• **Dataset records**
= = = = =

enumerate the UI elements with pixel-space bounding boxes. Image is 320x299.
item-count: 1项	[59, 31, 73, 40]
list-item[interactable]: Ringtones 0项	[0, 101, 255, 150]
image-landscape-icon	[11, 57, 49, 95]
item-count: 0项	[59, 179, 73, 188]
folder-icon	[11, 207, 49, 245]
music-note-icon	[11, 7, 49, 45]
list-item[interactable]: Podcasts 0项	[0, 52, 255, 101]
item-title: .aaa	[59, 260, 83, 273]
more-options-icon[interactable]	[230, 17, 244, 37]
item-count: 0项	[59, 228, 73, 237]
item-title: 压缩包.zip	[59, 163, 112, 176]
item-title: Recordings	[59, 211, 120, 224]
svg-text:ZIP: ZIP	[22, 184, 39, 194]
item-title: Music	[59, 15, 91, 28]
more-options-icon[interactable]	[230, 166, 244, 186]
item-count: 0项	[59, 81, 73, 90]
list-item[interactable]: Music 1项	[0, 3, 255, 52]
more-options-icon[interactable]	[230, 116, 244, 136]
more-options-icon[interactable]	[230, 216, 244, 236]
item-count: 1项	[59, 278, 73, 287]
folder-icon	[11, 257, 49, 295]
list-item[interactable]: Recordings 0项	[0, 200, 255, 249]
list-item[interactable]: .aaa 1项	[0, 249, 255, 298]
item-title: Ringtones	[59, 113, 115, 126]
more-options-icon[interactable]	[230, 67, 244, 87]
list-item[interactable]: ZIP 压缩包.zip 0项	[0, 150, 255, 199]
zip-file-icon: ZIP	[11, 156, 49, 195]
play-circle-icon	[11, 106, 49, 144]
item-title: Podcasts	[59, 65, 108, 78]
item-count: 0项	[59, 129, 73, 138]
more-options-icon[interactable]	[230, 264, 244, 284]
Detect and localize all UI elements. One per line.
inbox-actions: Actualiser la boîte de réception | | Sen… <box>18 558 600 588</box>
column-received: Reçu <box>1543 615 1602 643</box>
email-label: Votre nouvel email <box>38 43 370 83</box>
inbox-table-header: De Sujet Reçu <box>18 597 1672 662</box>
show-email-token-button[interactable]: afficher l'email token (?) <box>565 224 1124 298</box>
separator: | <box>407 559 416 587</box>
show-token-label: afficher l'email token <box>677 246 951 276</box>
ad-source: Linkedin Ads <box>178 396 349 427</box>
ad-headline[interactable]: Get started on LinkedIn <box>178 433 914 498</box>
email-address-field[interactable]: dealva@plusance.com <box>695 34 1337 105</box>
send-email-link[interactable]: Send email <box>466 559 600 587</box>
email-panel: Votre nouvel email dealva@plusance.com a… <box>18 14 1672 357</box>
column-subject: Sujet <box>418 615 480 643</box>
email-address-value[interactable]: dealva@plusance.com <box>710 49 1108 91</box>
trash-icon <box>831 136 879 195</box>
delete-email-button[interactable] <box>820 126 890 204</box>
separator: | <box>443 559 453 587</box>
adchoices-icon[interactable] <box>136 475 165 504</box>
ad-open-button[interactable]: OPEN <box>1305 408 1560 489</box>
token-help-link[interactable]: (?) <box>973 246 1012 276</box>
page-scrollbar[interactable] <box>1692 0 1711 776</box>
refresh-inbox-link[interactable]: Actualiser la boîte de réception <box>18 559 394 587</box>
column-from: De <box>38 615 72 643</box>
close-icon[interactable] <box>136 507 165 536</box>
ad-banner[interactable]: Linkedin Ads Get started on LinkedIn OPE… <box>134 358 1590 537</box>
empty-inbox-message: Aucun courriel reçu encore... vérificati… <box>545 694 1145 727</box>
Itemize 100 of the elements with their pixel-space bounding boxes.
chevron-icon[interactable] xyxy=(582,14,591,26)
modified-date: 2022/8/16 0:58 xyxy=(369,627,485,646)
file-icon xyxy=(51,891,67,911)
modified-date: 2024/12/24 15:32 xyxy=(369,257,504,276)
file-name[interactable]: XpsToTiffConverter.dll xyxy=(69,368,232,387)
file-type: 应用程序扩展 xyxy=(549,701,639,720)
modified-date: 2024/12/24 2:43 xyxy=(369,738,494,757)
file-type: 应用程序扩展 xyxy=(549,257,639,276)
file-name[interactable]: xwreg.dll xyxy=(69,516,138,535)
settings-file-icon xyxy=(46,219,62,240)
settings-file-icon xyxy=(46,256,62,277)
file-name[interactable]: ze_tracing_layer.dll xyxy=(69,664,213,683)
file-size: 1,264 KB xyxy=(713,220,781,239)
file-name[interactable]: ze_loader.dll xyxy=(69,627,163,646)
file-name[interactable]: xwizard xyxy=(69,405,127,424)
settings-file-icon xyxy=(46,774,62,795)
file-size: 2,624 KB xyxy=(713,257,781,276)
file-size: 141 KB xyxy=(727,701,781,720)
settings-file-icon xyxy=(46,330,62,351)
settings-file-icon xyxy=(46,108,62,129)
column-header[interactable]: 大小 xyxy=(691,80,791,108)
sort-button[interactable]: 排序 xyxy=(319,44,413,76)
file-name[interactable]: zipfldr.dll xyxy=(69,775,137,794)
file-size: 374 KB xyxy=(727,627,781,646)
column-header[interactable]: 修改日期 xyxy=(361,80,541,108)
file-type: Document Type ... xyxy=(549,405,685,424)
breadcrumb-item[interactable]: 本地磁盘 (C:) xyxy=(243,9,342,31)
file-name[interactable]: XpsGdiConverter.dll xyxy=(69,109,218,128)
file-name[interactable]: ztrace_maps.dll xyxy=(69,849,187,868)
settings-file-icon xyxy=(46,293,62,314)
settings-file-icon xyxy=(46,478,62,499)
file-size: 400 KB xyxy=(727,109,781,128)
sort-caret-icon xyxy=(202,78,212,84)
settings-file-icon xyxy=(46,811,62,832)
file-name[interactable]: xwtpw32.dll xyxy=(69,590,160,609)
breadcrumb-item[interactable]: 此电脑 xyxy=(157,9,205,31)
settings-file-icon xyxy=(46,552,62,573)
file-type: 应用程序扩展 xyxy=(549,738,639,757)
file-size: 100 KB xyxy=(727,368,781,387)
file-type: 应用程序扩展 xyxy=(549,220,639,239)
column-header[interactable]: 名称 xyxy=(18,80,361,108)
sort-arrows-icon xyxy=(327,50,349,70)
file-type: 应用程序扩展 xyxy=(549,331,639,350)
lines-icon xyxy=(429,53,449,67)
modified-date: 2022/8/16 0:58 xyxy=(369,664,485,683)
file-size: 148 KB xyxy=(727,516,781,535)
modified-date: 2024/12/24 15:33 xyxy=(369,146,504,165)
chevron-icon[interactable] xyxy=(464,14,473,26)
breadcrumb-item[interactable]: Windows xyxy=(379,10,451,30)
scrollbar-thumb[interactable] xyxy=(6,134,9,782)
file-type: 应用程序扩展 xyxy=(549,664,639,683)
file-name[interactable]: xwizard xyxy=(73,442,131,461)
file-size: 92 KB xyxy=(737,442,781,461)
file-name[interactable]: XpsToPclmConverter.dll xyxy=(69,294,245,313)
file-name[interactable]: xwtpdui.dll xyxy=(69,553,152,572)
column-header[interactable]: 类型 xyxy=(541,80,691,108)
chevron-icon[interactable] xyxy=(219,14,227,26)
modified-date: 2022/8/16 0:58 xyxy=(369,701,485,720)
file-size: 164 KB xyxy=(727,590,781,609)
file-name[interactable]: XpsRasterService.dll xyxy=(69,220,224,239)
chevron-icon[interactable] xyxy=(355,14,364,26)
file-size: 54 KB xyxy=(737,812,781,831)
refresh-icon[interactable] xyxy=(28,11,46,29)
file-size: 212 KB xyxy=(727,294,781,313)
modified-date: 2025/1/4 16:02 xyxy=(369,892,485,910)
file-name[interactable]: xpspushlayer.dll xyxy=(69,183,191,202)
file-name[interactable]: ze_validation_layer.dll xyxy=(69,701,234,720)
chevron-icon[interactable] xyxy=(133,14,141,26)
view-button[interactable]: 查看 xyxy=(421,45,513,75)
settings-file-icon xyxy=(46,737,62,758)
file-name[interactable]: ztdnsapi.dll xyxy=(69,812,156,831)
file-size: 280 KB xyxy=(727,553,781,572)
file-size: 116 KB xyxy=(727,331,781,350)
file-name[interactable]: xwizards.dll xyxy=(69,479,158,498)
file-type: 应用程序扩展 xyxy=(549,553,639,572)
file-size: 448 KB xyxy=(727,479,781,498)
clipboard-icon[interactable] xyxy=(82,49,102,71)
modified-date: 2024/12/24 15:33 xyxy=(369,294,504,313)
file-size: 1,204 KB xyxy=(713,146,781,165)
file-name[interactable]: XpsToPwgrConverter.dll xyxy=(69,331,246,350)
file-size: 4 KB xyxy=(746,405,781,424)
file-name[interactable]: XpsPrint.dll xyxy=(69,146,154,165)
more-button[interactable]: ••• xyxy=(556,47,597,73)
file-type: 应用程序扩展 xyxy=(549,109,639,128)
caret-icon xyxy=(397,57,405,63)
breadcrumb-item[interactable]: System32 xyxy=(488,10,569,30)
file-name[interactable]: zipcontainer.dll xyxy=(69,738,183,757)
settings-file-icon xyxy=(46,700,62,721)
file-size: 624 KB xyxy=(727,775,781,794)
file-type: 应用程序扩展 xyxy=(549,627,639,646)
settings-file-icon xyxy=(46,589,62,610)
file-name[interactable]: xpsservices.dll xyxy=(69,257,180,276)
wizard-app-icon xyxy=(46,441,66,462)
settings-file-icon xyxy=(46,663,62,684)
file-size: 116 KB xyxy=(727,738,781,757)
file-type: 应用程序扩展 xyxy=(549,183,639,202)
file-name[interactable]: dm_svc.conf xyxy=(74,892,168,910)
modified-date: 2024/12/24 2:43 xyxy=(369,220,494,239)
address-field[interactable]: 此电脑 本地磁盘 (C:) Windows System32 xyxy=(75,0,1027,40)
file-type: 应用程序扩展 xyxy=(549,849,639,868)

= = = = =

• **Required task**
Filter the rows above and keep only the lines that contain the string "Actualiser". Matching is case-sensitive.

• **Full response**
inbox-actions: Actualiser la boîte de réception | | Sen… <box>18 558 600 588</box>
refresh-inbox-link[interactable]: Actualiser la boîte de réception <box>18 559 394 587</box>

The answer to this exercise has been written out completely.